Data records:
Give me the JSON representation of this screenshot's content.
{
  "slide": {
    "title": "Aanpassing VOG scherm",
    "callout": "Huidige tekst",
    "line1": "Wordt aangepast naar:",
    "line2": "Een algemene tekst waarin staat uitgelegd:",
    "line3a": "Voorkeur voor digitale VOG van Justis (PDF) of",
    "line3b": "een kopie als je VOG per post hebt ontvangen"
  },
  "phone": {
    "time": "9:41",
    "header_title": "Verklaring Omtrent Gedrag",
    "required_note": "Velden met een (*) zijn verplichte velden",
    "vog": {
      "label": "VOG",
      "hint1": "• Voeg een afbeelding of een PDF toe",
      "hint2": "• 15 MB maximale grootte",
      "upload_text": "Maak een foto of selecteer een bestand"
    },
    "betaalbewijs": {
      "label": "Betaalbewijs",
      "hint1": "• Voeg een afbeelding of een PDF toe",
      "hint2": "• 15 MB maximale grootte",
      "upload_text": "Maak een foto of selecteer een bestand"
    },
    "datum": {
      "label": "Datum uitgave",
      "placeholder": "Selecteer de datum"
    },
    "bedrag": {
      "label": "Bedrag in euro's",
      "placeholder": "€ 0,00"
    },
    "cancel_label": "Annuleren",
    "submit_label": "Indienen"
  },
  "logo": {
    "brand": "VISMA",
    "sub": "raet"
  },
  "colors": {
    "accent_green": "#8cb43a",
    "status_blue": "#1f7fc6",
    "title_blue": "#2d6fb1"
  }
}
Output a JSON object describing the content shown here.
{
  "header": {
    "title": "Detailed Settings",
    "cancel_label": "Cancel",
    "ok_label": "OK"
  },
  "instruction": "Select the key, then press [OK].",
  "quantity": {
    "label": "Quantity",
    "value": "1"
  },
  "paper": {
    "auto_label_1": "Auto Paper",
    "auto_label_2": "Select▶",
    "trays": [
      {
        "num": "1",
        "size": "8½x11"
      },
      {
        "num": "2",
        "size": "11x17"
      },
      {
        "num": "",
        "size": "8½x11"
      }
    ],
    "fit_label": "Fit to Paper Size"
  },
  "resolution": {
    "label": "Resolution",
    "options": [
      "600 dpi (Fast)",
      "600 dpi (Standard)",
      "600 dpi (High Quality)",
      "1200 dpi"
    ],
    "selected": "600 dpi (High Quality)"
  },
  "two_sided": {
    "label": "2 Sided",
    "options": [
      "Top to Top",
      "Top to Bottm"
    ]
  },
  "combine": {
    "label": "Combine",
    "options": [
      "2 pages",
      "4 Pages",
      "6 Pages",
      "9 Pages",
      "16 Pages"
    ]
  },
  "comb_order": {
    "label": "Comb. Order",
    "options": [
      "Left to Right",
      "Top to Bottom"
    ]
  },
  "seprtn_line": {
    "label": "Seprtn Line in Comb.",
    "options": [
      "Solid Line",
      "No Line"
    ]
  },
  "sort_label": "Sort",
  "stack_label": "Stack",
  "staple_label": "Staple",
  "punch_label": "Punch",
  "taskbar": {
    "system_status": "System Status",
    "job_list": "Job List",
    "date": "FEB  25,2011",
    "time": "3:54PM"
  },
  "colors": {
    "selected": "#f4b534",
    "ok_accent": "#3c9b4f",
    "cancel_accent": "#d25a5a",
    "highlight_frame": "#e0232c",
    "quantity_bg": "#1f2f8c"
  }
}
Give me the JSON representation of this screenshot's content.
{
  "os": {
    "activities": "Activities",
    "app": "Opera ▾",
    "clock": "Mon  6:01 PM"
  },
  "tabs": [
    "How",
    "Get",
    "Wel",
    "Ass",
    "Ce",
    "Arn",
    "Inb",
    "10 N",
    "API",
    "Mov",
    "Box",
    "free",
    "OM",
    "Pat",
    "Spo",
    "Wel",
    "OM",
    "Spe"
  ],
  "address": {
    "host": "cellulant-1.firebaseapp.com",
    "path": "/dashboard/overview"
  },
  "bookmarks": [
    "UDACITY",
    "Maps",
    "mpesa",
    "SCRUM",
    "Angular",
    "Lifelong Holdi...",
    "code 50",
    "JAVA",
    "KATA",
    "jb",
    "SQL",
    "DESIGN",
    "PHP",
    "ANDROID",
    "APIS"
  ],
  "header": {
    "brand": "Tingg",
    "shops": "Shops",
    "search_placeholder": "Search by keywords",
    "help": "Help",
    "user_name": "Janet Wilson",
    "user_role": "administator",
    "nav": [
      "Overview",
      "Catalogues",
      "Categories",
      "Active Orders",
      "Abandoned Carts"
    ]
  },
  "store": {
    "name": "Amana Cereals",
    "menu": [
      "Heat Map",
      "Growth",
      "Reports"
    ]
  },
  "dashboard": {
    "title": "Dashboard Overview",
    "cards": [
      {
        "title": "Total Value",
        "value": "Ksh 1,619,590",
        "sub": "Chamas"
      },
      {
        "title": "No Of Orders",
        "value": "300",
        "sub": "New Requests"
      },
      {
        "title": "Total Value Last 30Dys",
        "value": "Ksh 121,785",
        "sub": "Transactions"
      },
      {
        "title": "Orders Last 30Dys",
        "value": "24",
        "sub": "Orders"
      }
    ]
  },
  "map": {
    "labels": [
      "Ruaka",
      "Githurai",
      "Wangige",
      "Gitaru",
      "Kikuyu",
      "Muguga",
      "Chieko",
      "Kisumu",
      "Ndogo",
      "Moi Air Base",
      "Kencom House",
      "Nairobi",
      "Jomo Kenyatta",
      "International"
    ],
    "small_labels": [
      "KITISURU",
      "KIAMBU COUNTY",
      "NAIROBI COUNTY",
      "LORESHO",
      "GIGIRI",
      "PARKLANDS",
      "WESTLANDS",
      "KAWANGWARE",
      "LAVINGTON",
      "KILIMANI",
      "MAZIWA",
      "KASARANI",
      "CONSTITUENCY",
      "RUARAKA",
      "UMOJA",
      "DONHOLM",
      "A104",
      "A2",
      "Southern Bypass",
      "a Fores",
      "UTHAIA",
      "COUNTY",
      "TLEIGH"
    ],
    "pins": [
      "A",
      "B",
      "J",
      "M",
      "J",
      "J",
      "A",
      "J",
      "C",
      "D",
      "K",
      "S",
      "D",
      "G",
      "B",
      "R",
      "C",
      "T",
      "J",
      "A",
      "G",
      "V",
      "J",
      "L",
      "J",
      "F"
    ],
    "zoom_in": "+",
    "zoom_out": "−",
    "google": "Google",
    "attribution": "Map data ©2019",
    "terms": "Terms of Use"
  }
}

#### What is needed:
Retype the data in full and match it exactly.

#### Complete response:
Give me the JSON representation of this screenshot's content.
{
  "slide": {
    "title": "Aanpassing VOG scherm",
    "callout": "Huidige tekst",
    "line1": "Wordt aangepast naar:",
    "line2": "Een algemene tekst waarin staat uitgelegd:",
    "line3a": "Voorkeur voor digitale VOG van Justis (PDF) of",
    "line3b": "een kopie als je VOG per post hebt ontvangen"
  },
  "phone": {
    "time": "9:41",
    "header_title": "Verklaring Omtrent Gedrag",
    "required_note": "Velden met een (*) zijn verplichte velden",
    "vog": {
      "label": "VOG",
      "hint1": "• Voeg een afbeelding of een PDF toe",
      "hint2": "• 15 MB maximale grootte",
      "upload_text": "Maak een foto of selecteer een bestand"
    },
    "betaalbewijs": {
      "label": "Betaalbewijs",
      "hint1": "• Voeg een afbeelding of een PDF toe",
      "hint2": "• 15 MB maximale grootte",
      "upload_text": "Maak een foto of selecteer een bestand"
    },
    "datum": {
      "label": "Datum uitgave",
      "placeholder": "Selecteer de datum"
    },
    "bedrag": {
      "label": "Bedrag in euro's",
      "placeholder": "€ 0,00"
    },
    "cancel_label": "Annuleren",
    "submit_label": "Indienen"
  },
  "logo": {
    "brand": "VISMA",
    "sub": "raet"
  },
  "colors": {
    "accent_green": "#8cb43a",
    "status_blue": "#1f7fc6",
    "title_blue": "#2d6fb1"
  }
}
Output a JSON object describing the content shown here.
{
  "header": {
    "title": "Detailed Settings",
    "cancel_label": "Cancel",
    "ok_label": "OK"
  },
  "instruction": "Select the key, then press [OK].",
  "quantity": {
    "label": "Quantity",
    "value": "1"
  },
  "paper": {
    "auto_label_1": "Auto Paper",
    "auto_label_2": "Select▶",
    "trays": [
      {
        "num": "1",
        "size": "8½x11"
      },
      {
        "num": "2",
        "size": "11x17"
      },
      {
        "num": "",
        "size": "8½x11"
      }
    ],
    "fit_label": "Fit to Paper Size"
  },
  "resolution": {
    "label": "Resolution",
    "options": [
      "600 dpi (Fast)",
      "600 dpi (Standard)",
      "600 dpi (High Quality)",
      "1200 dpi"
    ],
    "selected": "600 dpi (High Quality)"
  },
  "two_sided": {
    "label": "2 Sided",
    "options": [
      "Top to Top",
      "Top to Bottm"
    ]
  },
  "combine": {
    "label": "Combine",
    "options": [
      "2 pages",
      "4 Pages",
      "6 Pages",
      "9 Pages",
      "16 Pages"
    ]
  },
  "comb_order": {
    "label": "Comb. Order",
    "options": [
      "Left to Right",
      "Top to Bottom"
    ]
  },
  "seprtn_line": {
    "label": "Seprtn Line in Comb.",
    "options": [
      "Solid Line",
      "No Line"
    ]
  },
  "sort_label": "Sort",
  "stack_label": "Stack",
  "staple_label": "Staple",
  "punch_label": "Punch",
  "taskbar": {
    "system_status": "System Status",
    "job_list": "Job List",
    "date": "FEB  25,2011",
    "time": "3:54PM"
  },
  "colors": {
    "selected": "#f4b534",
    "ok_accent": "#3c9b4f",
    "cancel_accent": "#d25a5a",
    "highlight_frame": "#e0232c",
    "quantity_bg": "#1f2f8c"
  }
}
Give me the JSON representation of this screenshot's content.
{
  "os": {
    "activities": "Activities",
    "app": "Opera ▾",
    "clock": "Mon  6:01 PM"
  },
  "tabs": [
    "How",
    "Get",
    "Wel",
    "Ass",
    "Ce",
    "Arn",
    "Inb",
    "10 N",
    "API",
    "Mov",
    "Box",
    "free",
    "OM",
    "Pat",
    "Spo",
    "Wel",
    "OM",
    "Spe"
  ],
  "address": {
    "host": "cellulant-1.firebaseapp.com",
    "path": "/dashboard/overview"
  },
  "bookmarks": [
    "UDACITY",
    "Maps",
    "mpesa",
    "SCRUM",
    "Angular",
    "Lifelong Holdi...",
    "code 50",
    "JAVA",
    "KATA",
    "jb",
    "SQL",
    "DESIGN",
    "PHP",
    "ANDROID",
    "APIS"
  ],
  "header": {
    "brand": "Tingg",
    "shops": "Shops",
    "search_placeholder": "Search by keywords",
    "help": "Help",
    "user_name": "Janet Wilson",
    "user_role": "administator",
    "nav": [
      "Overview",
      "Catalogues",
      "Categories",
      "Active Orders",
      "Abandoned Carts"
    ]
  },
  "store": {
    "name": "Amana Cereals",
    "menu": [
      "Heat Map",
      "Growth",
      "Reports"
    ]
  },
  "dashboard": {
    "title": "Dashboard Overview",
    "cards": [
      {
        "title": "Total Value",
        "value": "Ksh 1,619,590",
        "sub": "Chamas"
      },
      {
        "title": "No Of Orders",
        "value": "300",
        "sub": "New Requests"
      },
      {
        "title": "Total Value Last 30Dys",
        "value": "Ksh 121,785",
        "sub": "Transactions"
      },
      {
        "title": "Orders Last 30Dys",
        "value": "24",
        "sub": "Orders"
      }
    ]
  },
  "map": {
    "labels": [
      "Ruaka",
      "Githurai",
      "Wangige",
      "Gitaru",
      "Kikuyu",
      "Muguga",
      "Chieko",
      "Kisumu",
      "Ndogo",
      "Moi Air Base",
      "Kencom House",
      "Nairobi",
      "Jomo Kenyatta",
      "International"
    ],
    "small_labels": [
      "KITISURU",
      "KIAMBU COUNTY",
      "NAIROBI COUNTY",
      "LORESHO",
      "GIGIRI",
      "PARKLANDS",
      "WESTLANDS",
      "KAWANGWARE",
      "LAVINGTON",
      "KILIMANI",
      "MAZIWA",
      "KASARANI",
      "CONSTITUENCY",
      "RUARAKA",
      "UMOJA",
      "DONHOLM",
      "A104",
      "A2",
      "Southern Bypass",
      "a Fores",
      "UTHAIA",
      "COUNTY",
      "TLEIGH"
    ],
    "pins": [
      "A",
      "B",
      "J",
      "M",
      "J",
      "J",
      "A",
      "J",
      "C",
      "D",
      "K",
      "S",
      "D",
      "G",
      "B",
      "R",
      "C",
      "T",
      "J",
      "A",
      "G",
      "V",
      "J",
      "L",
      "J",
      "F"
    ],
    "zoom_in": "+",
    "zoom_out": "−",
    "google": "Google",
    "attribution": "Map data ©2019",
    "terms": "Terms of Use"
  }
}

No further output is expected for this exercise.